◆ SHORT TASK
Put the listing's lines, from its first line through the line containing "consulting-text: Under our", inclusive, into a numbered list, leaving out any blank lines.

------------------------------

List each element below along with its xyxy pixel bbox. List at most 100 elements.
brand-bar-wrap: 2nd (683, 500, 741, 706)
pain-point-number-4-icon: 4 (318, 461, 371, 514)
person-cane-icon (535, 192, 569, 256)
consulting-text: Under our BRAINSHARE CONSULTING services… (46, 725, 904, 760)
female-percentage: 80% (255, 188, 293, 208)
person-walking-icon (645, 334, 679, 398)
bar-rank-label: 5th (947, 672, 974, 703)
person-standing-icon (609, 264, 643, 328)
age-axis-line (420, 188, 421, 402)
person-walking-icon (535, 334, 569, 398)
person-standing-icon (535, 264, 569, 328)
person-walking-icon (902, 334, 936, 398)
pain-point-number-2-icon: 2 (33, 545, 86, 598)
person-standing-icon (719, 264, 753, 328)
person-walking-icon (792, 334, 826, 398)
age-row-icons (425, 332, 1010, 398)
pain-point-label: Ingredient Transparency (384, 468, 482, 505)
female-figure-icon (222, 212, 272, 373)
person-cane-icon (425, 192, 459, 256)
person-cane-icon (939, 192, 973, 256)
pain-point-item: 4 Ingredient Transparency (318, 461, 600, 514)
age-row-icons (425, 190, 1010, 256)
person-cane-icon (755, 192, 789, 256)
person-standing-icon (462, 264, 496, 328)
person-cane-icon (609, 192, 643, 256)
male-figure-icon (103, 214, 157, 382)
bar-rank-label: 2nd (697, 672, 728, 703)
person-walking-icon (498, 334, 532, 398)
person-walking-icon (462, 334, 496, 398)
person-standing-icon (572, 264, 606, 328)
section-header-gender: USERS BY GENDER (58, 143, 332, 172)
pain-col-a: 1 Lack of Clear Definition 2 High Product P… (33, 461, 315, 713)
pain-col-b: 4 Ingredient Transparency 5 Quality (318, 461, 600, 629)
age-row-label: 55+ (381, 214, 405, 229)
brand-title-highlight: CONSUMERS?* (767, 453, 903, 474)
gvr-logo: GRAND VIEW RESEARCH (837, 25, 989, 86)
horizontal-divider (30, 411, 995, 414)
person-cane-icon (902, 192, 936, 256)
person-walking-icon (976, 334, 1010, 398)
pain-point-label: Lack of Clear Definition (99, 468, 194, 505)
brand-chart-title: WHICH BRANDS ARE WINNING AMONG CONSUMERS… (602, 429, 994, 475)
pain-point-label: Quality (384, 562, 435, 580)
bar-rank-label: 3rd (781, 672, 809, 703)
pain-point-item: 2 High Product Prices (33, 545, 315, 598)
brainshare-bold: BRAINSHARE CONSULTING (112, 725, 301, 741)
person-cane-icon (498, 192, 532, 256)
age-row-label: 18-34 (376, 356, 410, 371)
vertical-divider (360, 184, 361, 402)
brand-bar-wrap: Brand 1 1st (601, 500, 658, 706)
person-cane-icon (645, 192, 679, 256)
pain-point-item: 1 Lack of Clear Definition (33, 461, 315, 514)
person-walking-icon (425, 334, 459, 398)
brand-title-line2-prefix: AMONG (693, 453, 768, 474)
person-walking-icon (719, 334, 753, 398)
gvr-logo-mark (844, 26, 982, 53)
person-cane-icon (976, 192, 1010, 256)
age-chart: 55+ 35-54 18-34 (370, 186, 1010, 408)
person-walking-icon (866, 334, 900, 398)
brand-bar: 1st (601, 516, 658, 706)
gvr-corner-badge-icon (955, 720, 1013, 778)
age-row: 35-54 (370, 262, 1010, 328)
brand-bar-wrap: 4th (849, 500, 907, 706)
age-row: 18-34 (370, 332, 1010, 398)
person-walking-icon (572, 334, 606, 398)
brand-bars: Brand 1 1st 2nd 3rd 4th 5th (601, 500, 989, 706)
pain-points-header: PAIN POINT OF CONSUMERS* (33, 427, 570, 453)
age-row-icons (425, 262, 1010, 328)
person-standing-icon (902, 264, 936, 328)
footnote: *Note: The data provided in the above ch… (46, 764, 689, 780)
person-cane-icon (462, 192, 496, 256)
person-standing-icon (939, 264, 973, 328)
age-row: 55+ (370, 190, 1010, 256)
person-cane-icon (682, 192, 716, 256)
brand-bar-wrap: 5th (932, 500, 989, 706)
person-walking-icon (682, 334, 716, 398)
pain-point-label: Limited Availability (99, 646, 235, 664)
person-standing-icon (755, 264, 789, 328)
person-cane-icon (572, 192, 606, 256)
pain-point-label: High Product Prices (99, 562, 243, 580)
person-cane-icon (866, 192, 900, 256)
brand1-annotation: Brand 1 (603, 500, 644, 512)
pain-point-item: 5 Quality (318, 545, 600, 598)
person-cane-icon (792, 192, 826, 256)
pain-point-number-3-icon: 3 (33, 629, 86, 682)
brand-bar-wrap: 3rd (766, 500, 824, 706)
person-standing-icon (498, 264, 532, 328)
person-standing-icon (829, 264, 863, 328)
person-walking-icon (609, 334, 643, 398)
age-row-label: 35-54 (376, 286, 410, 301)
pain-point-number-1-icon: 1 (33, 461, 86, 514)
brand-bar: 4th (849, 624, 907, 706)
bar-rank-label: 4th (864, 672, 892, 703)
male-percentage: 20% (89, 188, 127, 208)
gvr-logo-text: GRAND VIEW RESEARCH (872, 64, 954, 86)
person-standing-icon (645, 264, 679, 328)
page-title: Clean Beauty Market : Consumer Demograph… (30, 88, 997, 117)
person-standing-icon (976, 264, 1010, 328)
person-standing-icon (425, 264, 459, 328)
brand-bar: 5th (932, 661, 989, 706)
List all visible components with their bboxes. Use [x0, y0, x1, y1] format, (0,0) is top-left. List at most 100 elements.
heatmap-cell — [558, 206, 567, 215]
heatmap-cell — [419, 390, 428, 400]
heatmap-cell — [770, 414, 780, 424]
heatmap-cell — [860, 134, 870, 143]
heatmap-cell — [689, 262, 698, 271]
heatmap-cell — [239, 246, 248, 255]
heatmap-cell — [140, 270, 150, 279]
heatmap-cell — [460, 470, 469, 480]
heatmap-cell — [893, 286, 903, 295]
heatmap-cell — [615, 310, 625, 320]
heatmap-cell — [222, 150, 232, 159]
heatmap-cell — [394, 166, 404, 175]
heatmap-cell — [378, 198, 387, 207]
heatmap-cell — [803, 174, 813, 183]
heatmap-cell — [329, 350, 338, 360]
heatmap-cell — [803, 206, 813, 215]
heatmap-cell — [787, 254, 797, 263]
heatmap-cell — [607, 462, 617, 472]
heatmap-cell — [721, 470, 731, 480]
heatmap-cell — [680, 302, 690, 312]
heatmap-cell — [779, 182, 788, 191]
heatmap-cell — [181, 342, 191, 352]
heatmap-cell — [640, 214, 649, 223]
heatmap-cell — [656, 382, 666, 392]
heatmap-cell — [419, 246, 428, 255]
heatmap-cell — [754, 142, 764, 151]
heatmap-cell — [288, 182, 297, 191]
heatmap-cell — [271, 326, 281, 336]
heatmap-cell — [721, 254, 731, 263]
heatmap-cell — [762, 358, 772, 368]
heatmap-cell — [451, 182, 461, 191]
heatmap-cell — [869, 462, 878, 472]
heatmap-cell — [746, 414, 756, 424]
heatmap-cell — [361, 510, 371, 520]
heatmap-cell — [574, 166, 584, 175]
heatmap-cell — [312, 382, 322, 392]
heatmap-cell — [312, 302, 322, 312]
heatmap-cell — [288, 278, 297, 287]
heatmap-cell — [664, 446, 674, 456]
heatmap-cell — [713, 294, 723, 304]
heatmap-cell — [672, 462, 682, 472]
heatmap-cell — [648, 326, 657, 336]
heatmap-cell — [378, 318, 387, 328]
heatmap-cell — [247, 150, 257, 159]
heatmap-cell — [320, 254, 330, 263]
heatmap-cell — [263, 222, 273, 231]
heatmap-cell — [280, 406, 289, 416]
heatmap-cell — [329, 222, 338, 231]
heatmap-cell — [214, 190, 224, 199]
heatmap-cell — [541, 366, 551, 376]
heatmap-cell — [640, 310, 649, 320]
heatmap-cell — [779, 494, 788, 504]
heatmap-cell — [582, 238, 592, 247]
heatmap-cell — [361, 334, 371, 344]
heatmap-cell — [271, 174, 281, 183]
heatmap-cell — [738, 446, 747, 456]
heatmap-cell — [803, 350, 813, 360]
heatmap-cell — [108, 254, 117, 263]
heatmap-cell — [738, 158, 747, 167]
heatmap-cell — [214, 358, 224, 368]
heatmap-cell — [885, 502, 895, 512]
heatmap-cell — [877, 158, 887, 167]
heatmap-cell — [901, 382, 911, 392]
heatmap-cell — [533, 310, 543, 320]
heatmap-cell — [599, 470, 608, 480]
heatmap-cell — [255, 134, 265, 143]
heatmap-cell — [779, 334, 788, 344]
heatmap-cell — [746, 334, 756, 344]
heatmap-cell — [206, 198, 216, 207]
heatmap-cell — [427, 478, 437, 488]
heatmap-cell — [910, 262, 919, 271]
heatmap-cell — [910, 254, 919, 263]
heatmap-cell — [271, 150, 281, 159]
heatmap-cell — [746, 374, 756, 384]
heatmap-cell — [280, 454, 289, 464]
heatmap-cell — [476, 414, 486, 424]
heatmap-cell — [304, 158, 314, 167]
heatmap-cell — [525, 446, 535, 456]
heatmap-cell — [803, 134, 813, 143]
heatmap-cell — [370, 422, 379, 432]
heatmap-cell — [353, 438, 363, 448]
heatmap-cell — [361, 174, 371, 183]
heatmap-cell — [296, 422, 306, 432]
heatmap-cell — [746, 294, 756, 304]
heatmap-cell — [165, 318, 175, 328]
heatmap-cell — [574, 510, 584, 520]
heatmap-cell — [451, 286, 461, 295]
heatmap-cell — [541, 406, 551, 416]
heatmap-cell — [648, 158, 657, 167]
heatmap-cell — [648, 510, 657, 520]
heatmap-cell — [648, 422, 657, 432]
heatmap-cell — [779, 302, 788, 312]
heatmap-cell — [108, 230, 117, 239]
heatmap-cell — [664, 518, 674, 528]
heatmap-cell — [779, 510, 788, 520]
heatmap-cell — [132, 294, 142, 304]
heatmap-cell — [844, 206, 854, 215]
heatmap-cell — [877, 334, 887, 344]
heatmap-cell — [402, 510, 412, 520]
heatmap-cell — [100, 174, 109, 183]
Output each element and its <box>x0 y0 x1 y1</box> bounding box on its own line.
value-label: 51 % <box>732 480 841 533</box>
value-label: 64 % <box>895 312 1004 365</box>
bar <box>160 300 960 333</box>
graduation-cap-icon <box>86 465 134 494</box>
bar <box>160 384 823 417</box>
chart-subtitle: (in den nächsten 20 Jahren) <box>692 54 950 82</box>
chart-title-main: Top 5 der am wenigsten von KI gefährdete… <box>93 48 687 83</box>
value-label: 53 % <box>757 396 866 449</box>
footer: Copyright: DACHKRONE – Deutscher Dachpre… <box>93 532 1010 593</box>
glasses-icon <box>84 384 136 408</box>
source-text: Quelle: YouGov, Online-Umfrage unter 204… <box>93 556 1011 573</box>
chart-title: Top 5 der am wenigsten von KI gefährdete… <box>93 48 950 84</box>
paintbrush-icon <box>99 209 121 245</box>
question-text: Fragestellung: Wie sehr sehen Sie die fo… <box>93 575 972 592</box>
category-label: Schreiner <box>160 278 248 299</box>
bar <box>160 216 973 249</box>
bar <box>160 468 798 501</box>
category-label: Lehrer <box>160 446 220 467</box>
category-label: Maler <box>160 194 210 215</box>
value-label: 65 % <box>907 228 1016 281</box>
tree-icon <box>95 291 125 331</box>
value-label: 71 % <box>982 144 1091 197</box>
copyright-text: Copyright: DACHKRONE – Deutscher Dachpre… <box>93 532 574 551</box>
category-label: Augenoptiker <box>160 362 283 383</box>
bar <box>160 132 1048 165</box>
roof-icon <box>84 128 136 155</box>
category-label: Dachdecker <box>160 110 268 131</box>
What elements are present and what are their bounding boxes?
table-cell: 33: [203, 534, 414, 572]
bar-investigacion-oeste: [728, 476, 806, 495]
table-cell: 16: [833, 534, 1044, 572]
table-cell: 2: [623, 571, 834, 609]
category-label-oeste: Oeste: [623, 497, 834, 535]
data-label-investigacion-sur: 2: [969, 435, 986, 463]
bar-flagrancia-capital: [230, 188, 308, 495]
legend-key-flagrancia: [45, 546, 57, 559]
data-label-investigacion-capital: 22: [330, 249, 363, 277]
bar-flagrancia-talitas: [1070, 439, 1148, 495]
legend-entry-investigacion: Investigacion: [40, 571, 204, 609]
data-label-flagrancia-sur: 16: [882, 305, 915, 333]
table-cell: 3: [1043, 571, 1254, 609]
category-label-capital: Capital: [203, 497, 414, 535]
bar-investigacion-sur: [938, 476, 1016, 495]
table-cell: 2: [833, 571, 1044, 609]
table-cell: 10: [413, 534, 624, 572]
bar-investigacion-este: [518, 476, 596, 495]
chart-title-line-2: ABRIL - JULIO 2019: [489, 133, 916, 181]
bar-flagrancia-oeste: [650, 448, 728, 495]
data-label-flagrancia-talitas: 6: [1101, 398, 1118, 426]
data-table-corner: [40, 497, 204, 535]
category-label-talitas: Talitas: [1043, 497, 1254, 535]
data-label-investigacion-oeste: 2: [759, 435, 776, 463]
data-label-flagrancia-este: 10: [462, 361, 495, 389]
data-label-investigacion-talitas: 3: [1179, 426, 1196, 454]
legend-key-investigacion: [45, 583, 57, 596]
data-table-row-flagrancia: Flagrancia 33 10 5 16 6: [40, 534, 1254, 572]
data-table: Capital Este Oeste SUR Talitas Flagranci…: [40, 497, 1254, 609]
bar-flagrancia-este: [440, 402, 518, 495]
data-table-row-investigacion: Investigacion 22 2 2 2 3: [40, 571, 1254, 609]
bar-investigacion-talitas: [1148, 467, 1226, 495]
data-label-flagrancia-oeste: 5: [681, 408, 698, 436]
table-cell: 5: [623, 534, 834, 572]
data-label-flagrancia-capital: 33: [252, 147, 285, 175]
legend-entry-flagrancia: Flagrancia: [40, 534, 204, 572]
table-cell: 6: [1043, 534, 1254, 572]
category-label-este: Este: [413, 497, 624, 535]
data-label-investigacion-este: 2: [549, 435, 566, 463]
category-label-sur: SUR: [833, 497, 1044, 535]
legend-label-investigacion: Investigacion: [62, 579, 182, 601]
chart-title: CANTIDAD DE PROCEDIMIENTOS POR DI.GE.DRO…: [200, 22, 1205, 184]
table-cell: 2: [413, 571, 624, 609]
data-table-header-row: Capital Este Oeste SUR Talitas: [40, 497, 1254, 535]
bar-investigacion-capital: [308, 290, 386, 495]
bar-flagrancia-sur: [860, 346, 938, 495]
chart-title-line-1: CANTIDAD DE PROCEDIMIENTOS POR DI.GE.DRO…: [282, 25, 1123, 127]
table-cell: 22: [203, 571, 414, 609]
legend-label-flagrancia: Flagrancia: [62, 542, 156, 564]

------------------------------

◆ RESULT FOR THIS TASK
1. List each element below along with its xyxy pixel bbox. List at most 100 elements.
2. brand-bar-wrap: 2nd (683, 500, 741, 706)
3. pain-point-number-4-icon: 4 (318, 461, 371, 514)
4. person-cane-icon (535, 192, 569, 256)
5. consulting-text: Under our BRAINSHARE CONSULTING services… (46, 725, 904, 760)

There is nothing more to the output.